Data excerpts:
────────
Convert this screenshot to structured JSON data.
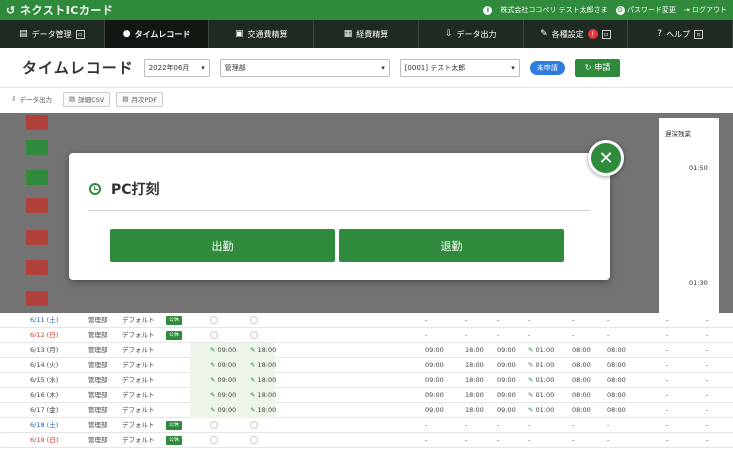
{
  "app": {
    "brand": "ネクストICカード",
    "company": "株式会社ココペリ テスト太郎さま",
    "password_link": "パスワード変更",
    "logout_link": "ログアウト"
  },
  "nav": [
    {
      "label": "データ管理",
      "icon": "data-icon",
      "glyph": "▤"
    },
    {
      "label": "タイムレコード",
      "icon": "clock-icon",
      "glyph": "●"
    },
    {
      "label": "交通費精算",
      "icon": "train-icon",
      "glyph": "▣"
    },
    {
      "label": "経費精算",
      "icon": "receipt-icon",
      "glyph": "▦"
    },
    {
      "label": "データ出力",
      "icon": "download-icon",
      "glyph": "⇩"
    },
    {
      "label": "各種設定",
      "icon": "wrench-icon",
      "glyph": "✎",
      "badge": "!"
    },
    {
      "label": "ヘルプ",
      "icon": "help-icon",
      "glyph": "?"
    }
  ],
  "page": {
    "title": "タイムレコード",
    "month": "2022年06月",
    "department": "管理部",
    "employee": "[0001] テスト太郎",
    "status_pill": "未申請",
    "apply_button": "申請"
  },
  "toolbar": {
    "export": "データ出力",
    "detail_csv": "詳細CSV",
    "monthly_pdf": "月次PDF"
  },
  "column_header_right": "遅深残業",
  "overlay_values": [
    "01:50",
    "01:30"
  ],
  "modal": {
    "title": "PC打刻",
    "clock_in": "出勤",
    "clock_out": "退勤"
  },
  "rows": [
    {
      "date": "6/11 (土)",
      "day_type": "sat",
      "dept": "管理部",
      "pattern": "デフォルト",
      "shuku": "公休",
      "in": "",
      "out": "",
      "c1": "-",
      "c2": "-",
      "c3": "-",
      "c4": "-",
      "c5": "-",
      "c6": "-",
      "c7": "-",
      "c8": "-"
    },
    {
      "date": "6/12 (日)",
      "day_type": "sun",
      "dept": "管理部",
      "pattern": "デフォルト",
      "shuku": "公休",
      "in": "",
      "out": "",
      "c1": "-",
      "c2": "-",
      "c3": "-",
      "c4": "-",
      "c5": "-",
      "c6": "-",
      "c7": "-",
      "c8": "-"
    },
    {
      "date": "6/13 (月)",
      "day_type": "weekday",
      "dept": "管理部",
      "pattern": "デフォルト",
      "shuku": "",
      "in": "09:00",
      "out": "18:00",
      "c1": "09:00",
      "c2": "18:00",
      "c3": "09:00",
      "c4": "01:00",
      "c5": "08:00",
      "c6": "08:00",
      "c7": "-",
      "c8": "-"
    },
    {
      "date": "6/14 (火)",
      "day_type": "weekday",
      "dept": "管理部",
      "pattern": "デフォルト",
      "shuku": "",
      "in": "09:00",
      "out": "18:00",
      "c1": "09:00",
      "c2": "18:00",
      "c3": "09:00",
      "c4": "01:00",
      "c5": "08:00",
      "c6": "08:00",
      "c7": "-",
      "c8": "-"
    },
    {
      "date": "6/15 (水)",
      "day_type": "weekday",
      "dept": "管理部",
      "pattern": "デフォルト",
      "shuku": "",
      "in": "09:00",
      "out": "18:00",
      "c1": "09:00",
      "c2": "18:00",
      "c3": "09:00",
      "c4": "01:00",
      "c5": "08:00",
      "c6": "08:00",
      "c7": "-",
      "c8": "-"
    },
    {
      "date": "6/16 (木)",
      "day_type": "weekday",
      "dept": "管理部",
      "pattern": "デフォルト",
      "shuku": "",
      "in": "09:00",
      "out": "18:00",
      "c1": "09:00",
      "c2": "18:00",
      "c3": "09:00",
      "c4": "01:00",
      "c5": "08:00",
      "c6": "08:00",
      "c7": "-",
      "c8": "-"
    },
    {
      "date": "6/17 (金)",
      "day_type": "weekday",
      "dept": "管理部",
      "pattern": "デフォルト",
      "shuku": "",
      "in": "09:00",
      "out": "18:00",
      "c1": "09:00",
      "c2": "18:00",
      "c3": "09:00",
      "c4": "01:00",
      "c5": "08:00",
      "c6": "08:00",
      "c7": "-",
      "c8": "-"
    },
    {
      "date": "6/18 (土)",
      "day_type": "sat",
      "dept": "管理部",
      "pattern": "デフォルト",
      "shuku": "公休",
      "in": "",
      "out": "",
      "c1": "-",
      "c2": "-",
      "c3": "-",
      "c4": "-",
      "c5": "-",
      "c6": "-",
      "c7": "-",
      "c8": "-"
    },
    {
      "date": "6/19 (日)",
      "day_type": "sun",
      "dept": "管理部",
      "pattern": "デフォルト",
      "shuku": "公休",
      "in": "",
      "out": "",
      "c1": "-",
      "c2": "-",
      "c3": "-",
      "c4": "-",
      "c5": "-",
      "c6": "-",
      "c7": "-",
      "c8": "-"
    }
  ]
}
────────
Written problem:
Every record is to be reproduced exactly, with no pictures included.

Task solution:
Convert this screenshot to structured JSON data.
{
  "app": {
    "brand": "ネクストICカード",
    "company": "株式会社ココペリ テスト太郎さま",
    "password_link": "パスワード変更",
    "logout_link": "ログアウト"
  },
  "nav": [
    {
      "label": "データ管理",
      "icon": "data-icon",
      "glyph": "▤"
    },
    {
      "label": "タイムレコード",
      "icon": "clock-icon",
      "glyph": "●"
    },
    {
      "label": "交通費精算",
      "icon": "train-icon",
      "glyph": "▣"
    },
    {
      "label": "経費精算",
      "icon": "receipt-icon",
      "glyph": "▦"
    },
    {
      "label": "データ出力",
      "icon": "download-icon",
      "glyph": "⇩"
    },
    {
      "label": "各種設定",
      "icon": "wrench-icon",
      "glyph": "✎",
      "badge": "!"
    },
    {
      "label": "ヘルプ",
      "icon": "help-icon",
      "glyph": "?"
    }
  ],
  "page": {
    "title": "タイムレコード",
    "month": "2022年06月",
    "department": "管理部",
    "employee": "[0001] テスト太郎",
    "status_pill": "未申請",
    "apply_button": "申請"
  },
  "toolbar": {
    "export": "データ出力",
    "detail_csv": "詳細CSV",
    "monthly_pdf": "月次PDF"
  },
  "column_header_right": "遅深残業",
  "overlay_values": [
    "01:50",
    "01:30"
  ],
  "modal": {
    "title": "PC打刻",
    "clock_in": "出勤",
    "clock_out": "退勤"
  },
  "rows": [
    {
      "date": "6/11 (土)",
      "day_type": "sat",
      "dept": "管理部",
      "pattern": "デフォルト",
      "shuku": "公休",
      "in": "",
      "out": "",
      "c1": "-",
      "c2": "-",
      "c3": "-",
      "c4": "-",
      "c5": "-",
      "c6": "-",
      "c7": "-",
      "c8": "-"
    },
    {
      "date": "6/12 (日)",
      "day_type": "sun",
      "dept": "管理部",
      "pattern": "デフォルト",
      "shuku": "公休",
      "in": "",
      "out": "",
      "c1": "-",
      "c2": "-",
      "c3": "-",
      "c4": "-",
      "c5": "-",
      "c6": "-",
      "c7": "-",
      "c8": "-"
    },
    {
      "date": "6/13 (月)",
      "day_type": "weekday",
      "dept": "管理部",
      "pattern": "デフォルト",
      "shuku": "",
      "in": "09:00",
      "out": "18:00",
      "c1": "09:00",
      "c2": "18:00",
      "c3": "09:00",
      "c4": "01:00",
      "c5": "08:00",
      "c6": "08:00",
      "c7": "-",
      "c8": "-"
    },
    {
      "date": "6/14 (火)",
      "day_type": "weekday",
      "dept": "管理部",
      "pattern": "デフォルト",
      "shuku": "",
      "in": "09:00",
      "out": "18:00",
      "c1": "09:00",
      "c2": "18:00",
      "c3": "09:00",
      "c4": "01:00",
      "c5": "08:00",
      "c6": "08:00",
      "c7": "-",
      "c8": "-"
    },
    {
      "date": "6/15 (水)",
      "day_type": "weekday",
      "dept": "管理部",
      "pattern": "デフォルト",
      "shuku": "",
      "in": "09:00",
      "out": "18:00",
      "c1": "09:00",
      "c2": "18:00",
      "c3": "09:00",
      "c4": "01:00",
      "c5": "08:00",
      "c6": "08:00",
      "c7": "-",
      "c8": "-"
    },
    {
      "date": "6/16 (木)",
      "day_type": "weekday",
      "dept": "管理部",
      "pattern": "デフォルト",
      "shuku": "",
      "in": "09:00",
      "out": "18:00",
      "c1": "09:00",
      "c2": "18:00",
      "c3": "09:00",
      "c4": "01:00",
      "c5": "08:00",
      "c6": "08:00",
      "c7": "-",
      "c8": "-"
    },
    {
      "date": "6/17 (金)",
      "day_type": "weekday",
      "dept": "管理部",
      "pattern": "デフォルト",
      "shuku": "",
      "in": "09:00",
      "out": "18:00",
      "c1": "09:00",
      "c2": "18:00",
      "c3": "09:00",
      "c4": "01:00",
      "c5": "08:00",
      "c6": "08:00",
      "c7": "-",
      "c8": "-"
    },
    {
      "date": "6/18 (土)",
      "day_type": "sat",
      "dept": "管理部",
      "pattern": "デフォルト",
      "shuku": "公休",
      "in": "",
      "out": "",
      "c1": "-",
      "c2": "-",
      "c3": "-",
      "c4": "-",
      "c5": "-",
      "c6": "-",
      "c7": "-",
      "c8": "-"
    },
    {
      "date": "6/19 (日)",
      "day_type": "sun",
      "dept": "管理部",
      "pattern": "デフォルト",
      "shuku": "公休",
      "in": "",
      "out": "",
      "c1": "-",
      "c2": "-",
      "c3": "-",
      "c4": "-",
      "c5": "-",
      "c6": "-",
      "c7": "-",
      "c8": "-"
    }
  ]
}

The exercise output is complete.